Report the count of lines below in which the string "South" occurs; include nothing else.

- Data for this exercise -
+ + + + +

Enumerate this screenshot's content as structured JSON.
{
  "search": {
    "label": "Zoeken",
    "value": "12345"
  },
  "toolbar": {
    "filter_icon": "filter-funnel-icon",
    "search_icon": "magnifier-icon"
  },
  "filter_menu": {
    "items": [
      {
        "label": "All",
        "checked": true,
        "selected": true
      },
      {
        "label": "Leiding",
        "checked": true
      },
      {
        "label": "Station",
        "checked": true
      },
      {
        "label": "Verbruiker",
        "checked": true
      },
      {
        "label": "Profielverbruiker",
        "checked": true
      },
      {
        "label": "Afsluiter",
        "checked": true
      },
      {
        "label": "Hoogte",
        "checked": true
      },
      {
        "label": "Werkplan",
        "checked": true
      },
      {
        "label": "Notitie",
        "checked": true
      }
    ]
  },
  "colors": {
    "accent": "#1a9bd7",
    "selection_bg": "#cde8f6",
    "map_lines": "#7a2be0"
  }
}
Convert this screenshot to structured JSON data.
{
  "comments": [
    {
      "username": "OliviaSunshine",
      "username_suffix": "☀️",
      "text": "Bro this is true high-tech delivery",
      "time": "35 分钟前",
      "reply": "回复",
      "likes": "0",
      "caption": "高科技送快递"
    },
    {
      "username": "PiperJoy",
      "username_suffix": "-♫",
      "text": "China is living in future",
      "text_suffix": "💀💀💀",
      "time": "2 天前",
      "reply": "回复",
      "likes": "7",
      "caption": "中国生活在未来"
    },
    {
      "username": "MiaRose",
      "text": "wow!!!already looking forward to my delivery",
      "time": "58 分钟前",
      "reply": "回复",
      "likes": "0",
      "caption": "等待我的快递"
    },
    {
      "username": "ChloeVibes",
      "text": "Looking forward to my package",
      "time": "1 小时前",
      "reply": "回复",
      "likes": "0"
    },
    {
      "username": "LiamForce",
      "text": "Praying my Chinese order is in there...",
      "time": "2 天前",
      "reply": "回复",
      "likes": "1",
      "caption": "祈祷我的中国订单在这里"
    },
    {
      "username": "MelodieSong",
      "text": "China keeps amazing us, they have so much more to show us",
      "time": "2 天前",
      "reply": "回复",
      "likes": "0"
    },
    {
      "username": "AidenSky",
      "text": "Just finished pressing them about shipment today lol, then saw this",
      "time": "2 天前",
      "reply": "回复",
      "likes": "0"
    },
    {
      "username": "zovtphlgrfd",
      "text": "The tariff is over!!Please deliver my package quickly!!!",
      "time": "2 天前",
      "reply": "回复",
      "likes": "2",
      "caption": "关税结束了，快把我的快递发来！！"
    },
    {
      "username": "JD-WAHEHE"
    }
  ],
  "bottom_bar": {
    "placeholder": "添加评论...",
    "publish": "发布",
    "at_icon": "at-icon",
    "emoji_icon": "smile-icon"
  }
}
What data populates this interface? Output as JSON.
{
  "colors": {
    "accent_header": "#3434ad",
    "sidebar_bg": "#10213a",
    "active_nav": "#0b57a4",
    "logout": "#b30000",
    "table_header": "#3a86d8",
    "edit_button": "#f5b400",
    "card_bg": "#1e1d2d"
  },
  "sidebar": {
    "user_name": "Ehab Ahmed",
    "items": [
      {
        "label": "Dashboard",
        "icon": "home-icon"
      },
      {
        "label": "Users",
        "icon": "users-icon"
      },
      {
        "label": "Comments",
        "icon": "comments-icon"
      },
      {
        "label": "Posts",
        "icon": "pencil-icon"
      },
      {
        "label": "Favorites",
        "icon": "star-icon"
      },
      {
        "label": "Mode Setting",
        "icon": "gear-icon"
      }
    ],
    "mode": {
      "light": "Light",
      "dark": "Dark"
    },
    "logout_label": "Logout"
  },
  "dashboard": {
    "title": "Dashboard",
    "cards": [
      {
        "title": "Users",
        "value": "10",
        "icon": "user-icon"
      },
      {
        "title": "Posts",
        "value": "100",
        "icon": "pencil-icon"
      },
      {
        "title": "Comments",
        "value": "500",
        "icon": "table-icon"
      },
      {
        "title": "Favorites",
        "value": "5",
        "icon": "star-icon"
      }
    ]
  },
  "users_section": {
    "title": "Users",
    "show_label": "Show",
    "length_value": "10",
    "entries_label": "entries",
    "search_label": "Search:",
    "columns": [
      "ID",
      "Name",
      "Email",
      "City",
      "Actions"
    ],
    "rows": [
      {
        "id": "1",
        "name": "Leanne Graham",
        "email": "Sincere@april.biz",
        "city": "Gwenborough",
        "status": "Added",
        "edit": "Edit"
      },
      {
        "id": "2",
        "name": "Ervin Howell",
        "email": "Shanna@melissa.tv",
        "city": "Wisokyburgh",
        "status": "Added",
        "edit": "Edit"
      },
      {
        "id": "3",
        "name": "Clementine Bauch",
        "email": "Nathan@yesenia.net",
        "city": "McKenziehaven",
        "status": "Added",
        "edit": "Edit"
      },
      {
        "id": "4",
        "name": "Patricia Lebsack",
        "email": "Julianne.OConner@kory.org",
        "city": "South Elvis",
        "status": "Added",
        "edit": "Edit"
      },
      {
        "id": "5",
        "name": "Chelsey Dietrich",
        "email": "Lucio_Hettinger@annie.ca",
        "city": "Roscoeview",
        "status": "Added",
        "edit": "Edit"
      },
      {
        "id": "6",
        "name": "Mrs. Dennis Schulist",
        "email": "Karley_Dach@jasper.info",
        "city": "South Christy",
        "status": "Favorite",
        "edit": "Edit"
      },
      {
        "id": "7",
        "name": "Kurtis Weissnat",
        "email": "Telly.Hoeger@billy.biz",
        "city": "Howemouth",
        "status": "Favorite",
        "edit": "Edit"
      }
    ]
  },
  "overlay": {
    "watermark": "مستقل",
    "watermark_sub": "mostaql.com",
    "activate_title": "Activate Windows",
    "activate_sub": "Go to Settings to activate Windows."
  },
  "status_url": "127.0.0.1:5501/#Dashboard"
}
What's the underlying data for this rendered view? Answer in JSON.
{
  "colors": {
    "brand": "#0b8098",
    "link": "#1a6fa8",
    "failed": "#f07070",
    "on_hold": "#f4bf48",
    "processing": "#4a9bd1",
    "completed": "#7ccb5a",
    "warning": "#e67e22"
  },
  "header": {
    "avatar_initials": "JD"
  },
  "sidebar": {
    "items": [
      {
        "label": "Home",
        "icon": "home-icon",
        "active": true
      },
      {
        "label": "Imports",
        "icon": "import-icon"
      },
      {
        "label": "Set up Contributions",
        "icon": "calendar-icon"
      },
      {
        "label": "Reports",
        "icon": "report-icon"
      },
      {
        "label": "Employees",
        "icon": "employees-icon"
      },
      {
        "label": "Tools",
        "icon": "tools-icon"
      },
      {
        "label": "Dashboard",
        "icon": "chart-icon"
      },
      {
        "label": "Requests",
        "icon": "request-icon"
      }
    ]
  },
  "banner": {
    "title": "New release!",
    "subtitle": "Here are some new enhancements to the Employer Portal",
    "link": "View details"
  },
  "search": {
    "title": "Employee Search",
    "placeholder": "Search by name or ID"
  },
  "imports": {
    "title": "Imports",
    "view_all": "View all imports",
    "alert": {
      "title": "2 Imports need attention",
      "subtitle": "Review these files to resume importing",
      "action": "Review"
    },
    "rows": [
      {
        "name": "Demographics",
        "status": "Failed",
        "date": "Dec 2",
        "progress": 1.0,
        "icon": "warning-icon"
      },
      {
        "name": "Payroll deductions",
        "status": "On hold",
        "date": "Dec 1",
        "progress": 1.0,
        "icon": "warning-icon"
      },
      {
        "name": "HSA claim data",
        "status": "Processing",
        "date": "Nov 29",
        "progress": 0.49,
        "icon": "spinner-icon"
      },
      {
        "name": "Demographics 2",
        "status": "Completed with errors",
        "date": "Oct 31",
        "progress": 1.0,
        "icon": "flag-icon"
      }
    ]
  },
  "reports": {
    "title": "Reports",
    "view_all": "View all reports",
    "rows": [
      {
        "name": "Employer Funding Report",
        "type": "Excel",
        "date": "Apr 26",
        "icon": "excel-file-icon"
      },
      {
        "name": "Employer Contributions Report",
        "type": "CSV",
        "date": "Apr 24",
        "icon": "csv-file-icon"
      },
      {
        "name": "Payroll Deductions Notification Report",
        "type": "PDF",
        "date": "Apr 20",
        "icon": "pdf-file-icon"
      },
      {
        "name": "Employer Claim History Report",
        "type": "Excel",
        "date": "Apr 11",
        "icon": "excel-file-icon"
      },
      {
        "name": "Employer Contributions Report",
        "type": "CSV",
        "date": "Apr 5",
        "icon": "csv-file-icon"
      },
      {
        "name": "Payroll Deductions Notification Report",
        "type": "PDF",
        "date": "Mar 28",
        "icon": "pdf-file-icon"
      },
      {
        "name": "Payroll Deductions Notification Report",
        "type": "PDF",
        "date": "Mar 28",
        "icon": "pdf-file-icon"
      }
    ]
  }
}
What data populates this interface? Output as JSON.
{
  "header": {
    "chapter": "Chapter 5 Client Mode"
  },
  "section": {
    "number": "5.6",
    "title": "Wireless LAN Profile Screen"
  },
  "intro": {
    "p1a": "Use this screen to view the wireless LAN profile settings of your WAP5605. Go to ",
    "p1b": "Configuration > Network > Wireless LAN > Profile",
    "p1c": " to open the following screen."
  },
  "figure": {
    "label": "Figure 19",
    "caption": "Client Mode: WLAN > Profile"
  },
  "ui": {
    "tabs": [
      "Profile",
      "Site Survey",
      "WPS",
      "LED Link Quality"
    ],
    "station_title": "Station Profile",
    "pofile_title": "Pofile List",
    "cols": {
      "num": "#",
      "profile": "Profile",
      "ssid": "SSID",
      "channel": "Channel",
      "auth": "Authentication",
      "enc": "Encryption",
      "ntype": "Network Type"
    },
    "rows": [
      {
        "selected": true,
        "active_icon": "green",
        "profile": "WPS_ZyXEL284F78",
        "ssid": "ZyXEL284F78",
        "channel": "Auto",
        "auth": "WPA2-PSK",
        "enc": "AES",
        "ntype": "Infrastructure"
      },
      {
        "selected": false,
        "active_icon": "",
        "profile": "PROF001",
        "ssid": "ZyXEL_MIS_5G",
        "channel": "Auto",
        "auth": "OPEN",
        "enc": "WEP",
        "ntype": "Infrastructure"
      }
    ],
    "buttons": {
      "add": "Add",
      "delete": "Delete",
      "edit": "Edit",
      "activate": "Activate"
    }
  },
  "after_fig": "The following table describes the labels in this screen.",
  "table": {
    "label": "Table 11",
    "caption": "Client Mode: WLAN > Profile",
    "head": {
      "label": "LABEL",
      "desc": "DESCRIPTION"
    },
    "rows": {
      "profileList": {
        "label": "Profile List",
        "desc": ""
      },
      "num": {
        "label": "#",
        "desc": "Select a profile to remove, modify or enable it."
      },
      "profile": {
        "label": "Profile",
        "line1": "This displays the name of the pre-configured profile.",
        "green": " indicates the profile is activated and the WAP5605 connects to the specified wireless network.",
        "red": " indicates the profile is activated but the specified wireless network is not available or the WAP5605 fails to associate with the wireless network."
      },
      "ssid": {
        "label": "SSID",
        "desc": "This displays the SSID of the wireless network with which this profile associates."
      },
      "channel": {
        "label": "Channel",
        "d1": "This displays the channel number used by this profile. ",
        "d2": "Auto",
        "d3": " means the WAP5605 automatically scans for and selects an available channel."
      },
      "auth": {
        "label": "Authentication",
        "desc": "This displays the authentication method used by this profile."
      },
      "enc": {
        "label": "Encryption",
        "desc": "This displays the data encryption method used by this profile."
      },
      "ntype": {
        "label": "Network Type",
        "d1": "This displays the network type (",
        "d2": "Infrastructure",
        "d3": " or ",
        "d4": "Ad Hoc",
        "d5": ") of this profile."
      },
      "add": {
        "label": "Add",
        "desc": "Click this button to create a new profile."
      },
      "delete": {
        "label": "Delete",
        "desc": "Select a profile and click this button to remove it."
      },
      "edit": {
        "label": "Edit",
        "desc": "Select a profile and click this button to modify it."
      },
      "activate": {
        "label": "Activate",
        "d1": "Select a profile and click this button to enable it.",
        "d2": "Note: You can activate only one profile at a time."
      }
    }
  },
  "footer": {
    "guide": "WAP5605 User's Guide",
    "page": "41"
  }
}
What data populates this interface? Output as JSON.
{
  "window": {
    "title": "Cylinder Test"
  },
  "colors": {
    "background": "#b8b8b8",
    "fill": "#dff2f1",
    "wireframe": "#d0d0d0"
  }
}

+ + + + +

- In response -
2